**Prompt:** Filter this data down to the lines that hold "text", and copy them.

**Dataset records:**
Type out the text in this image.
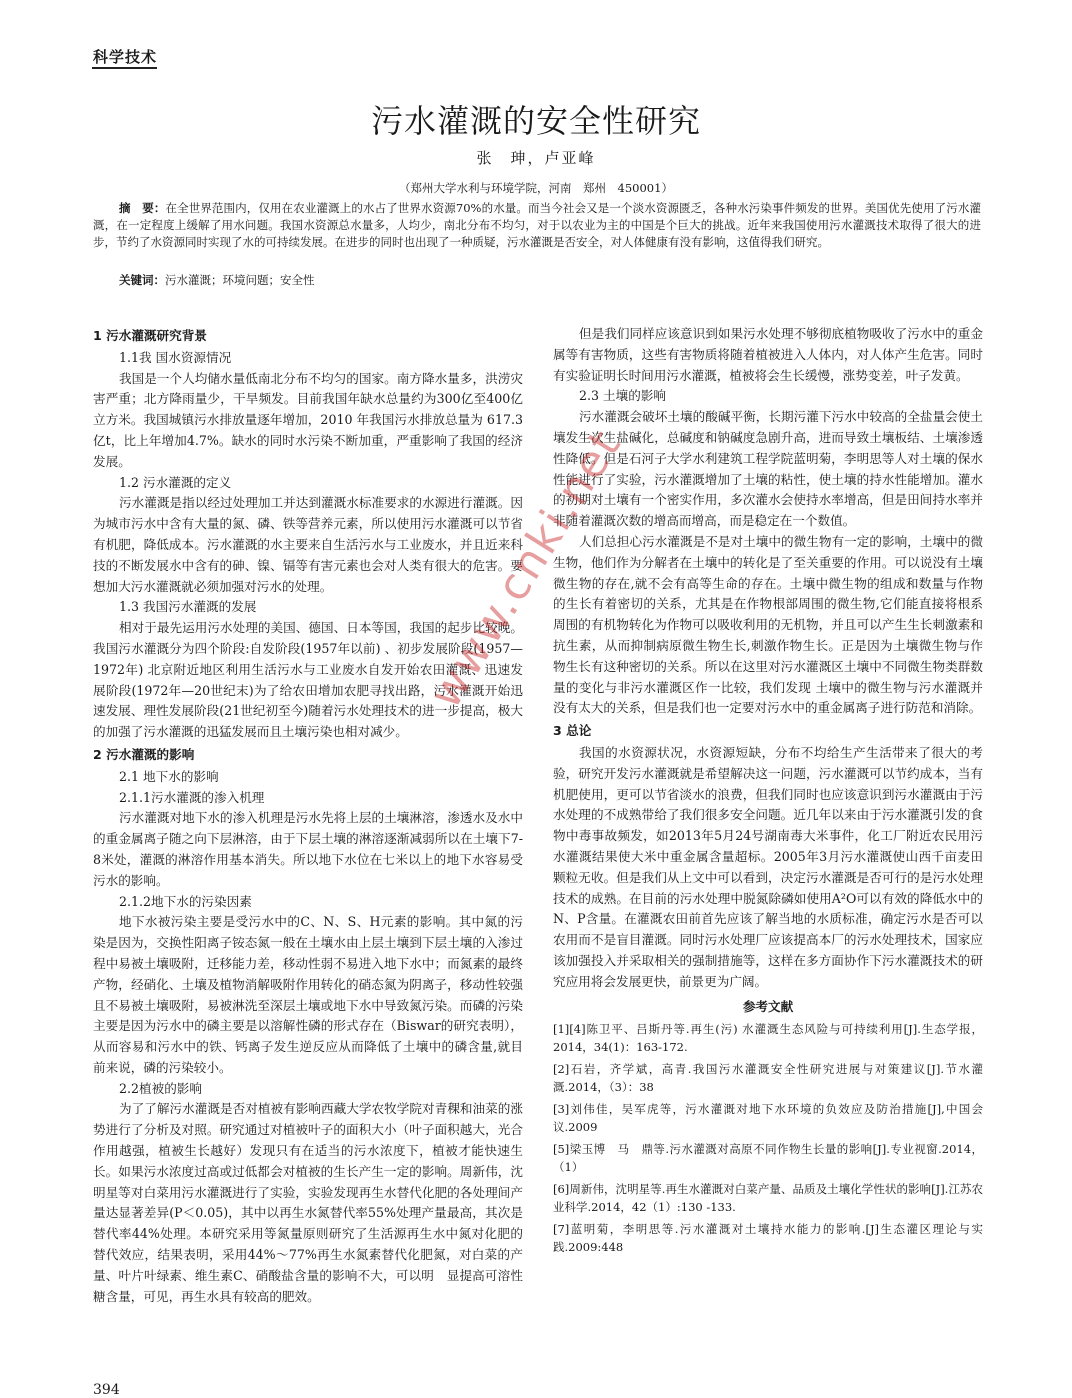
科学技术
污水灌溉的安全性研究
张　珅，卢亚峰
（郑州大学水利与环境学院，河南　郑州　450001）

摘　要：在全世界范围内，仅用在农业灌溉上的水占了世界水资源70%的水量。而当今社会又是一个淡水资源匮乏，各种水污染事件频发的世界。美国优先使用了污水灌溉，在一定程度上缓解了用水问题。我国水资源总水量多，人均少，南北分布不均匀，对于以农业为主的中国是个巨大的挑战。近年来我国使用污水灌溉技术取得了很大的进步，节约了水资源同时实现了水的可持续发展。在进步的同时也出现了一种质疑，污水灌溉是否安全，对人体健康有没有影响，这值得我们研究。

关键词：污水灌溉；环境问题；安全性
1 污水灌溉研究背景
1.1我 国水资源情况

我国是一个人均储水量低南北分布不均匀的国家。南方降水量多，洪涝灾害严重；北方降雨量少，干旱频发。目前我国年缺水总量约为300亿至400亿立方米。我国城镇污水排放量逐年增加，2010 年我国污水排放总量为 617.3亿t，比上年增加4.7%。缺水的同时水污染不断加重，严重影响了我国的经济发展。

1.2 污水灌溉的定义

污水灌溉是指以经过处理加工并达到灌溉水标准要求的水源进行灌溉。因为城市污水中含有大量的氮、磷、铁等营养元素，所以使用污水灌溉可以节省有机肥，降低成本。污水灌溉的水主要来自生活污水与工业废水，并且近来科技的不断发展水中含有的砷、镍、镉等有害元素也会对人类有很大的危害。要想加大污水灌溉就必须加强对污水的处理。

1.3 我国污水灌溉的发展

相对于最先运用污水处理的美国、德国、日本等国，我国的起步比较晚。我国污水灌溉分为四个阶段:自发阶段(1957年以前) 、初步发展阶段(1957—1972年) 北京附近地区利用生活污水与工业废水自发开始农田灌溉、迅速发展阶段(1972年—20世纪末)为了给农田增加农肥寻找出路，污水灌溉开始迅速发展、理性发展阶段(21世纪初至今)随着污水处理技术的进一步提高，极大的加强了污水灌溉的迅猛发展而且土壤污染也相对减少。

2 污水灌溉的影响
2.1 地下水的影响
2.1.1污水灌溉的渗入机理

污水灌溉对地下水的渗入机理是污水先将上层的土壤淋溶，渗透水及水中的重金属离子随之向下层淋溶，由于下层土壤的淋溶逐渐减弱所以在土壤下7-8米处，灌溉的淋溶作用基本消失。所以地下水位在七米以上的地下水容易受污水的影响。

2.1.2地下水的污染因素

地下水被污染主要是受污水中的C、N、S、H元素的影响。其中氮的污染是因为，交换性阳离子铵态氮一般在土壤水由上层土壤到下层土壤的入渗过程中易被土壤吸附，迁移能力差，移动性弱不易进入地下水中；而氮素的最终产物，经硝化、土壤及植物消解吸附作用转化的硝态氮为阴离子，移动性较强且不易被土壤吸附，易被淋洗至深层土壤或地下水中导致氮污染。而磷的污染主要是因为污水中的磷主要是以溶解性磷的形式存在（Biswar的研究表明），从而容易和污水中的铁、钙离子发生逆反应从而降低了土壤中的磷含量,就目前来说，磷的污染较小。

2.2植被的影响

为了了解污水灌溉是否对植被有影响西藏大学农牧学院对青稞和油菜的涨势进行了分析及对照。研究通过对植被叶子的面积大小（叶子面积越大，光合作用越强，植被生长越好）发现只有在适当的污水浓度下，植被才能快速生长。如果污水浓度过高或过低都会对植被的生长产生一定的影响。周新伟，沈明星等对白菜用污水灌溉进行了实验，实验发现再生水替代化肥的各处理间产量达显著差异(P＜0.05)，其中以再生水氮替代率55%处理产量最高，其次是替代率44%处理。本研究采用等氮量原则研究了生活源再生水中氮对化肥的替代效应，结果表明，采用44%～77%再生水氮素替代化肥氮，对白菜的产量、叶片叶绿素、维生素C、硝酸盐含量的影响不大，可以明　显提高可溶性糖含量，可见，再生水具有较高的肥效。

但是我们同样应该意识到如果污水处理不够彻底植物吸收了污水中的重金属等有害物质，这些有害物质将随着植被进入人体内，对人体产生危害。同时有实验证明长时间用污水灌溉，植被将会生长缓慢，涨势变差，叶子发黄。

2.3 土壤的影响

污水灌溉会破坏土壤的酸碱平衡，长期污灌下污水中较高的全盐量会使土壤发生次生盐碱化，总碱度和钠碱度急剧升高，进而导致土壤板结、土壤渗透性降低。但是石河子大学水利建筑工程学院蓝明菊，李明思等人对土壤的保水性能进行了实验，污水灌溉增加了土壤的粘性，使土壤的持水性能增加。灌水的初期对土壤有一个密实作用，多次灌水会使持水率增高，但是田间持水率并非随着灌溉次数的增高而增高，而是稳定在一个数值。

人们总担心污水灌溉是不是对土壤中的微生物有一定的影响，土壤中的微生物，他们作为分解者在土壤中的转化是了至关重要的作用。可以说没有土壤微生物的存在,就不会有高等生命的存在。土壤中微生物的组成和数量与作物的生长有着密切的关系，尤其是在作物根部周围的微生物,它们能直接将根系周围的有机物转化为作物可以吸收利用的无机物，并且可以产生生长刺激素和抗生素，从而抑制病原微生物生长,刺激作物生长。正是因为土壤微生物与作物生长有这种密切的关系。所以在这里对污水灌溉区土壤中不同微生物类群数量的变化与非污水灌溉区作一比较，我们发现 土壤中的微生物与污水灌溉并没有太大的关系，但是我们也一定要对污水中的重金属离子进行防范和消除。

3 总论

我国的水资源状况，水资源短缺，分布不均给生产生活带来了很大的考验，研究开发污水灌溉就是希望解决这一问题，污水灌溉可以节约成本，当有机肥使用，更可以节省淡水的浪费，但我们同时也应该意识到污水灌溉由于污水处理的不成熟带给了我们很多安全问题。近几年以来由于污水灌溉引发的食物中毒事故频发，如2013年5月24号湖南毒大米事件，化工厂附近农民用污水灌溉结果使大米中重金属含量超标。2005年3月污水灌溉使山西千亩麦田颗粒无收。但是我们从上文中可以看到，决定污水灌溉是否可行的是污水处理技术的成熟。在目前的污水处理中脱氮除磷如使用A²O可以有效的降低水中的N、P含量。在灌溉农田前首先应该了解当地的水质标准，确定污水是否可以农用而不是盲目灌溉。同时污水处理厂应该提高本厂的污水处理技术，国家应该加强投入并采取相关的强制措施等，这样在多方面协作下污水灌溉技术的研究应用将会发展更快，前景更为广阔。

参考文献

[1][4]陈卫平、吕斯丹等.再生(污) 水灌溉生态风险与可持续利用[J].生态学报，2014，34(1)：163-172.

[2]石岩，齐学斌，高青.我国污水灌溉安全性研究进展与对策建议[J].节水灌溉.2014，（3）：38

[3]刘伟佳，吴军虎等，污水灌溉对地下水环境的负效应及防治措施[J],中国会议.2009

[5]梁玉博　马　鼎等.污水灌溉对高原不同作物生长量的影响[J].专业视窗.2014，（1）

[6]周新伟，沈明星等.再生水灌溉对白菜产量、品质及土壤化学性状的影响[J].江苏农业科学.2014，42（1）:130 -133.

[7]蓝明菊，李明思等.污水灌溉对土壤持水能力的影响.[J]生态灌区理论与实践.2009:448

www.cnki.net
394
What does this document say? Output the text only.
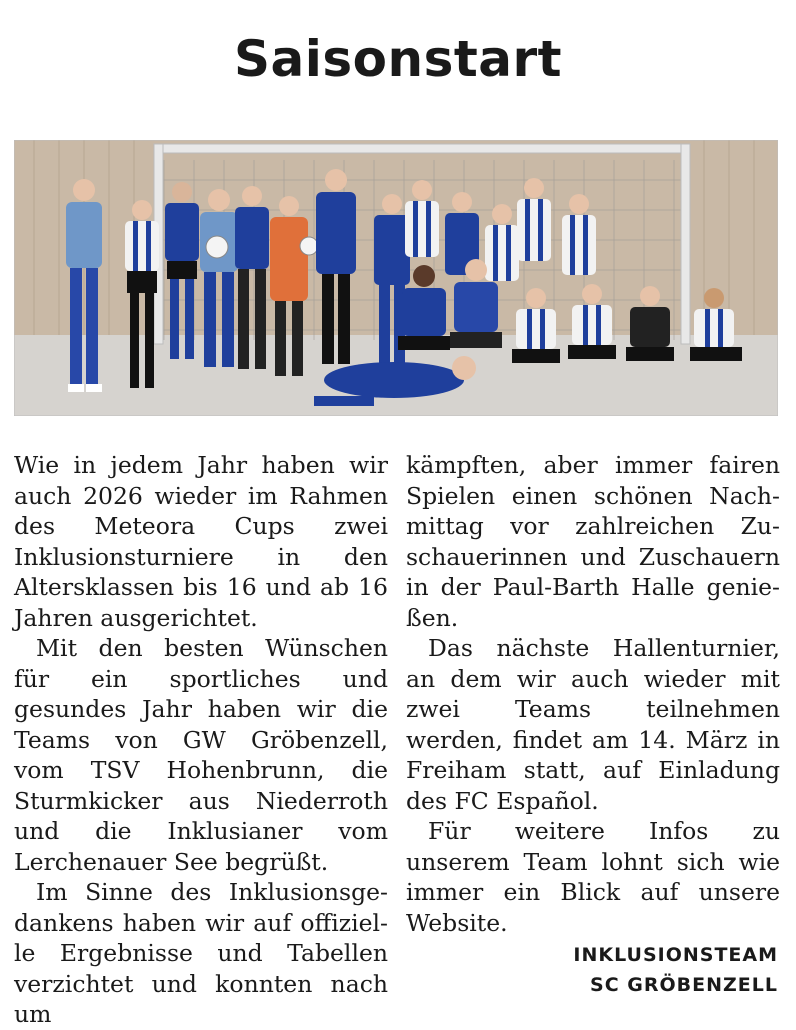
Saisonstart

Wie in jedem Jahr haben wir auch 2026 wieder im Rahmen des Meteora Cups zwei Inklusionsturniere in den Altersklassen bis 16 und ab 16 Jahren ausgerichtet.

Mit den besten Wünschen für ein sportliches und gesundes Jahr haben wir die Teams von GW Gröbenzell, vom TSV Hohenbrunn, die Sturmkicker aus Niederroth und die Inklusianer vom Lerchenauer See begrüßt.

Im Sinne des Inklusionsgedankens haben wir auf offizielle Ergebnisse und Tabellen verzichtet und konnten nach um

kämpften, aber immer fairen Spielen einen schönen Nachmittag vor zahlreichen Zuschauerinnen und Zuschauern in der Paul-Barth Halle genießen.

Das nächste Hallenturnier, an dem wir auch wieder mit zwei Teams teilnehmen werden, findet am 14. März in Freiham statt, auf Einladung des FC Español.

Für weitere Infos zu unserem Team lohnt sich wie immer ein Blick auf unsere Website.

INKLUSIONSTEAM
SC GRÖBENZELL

**In response:**
Type out the text in this image.
What does this document say? Output the text only.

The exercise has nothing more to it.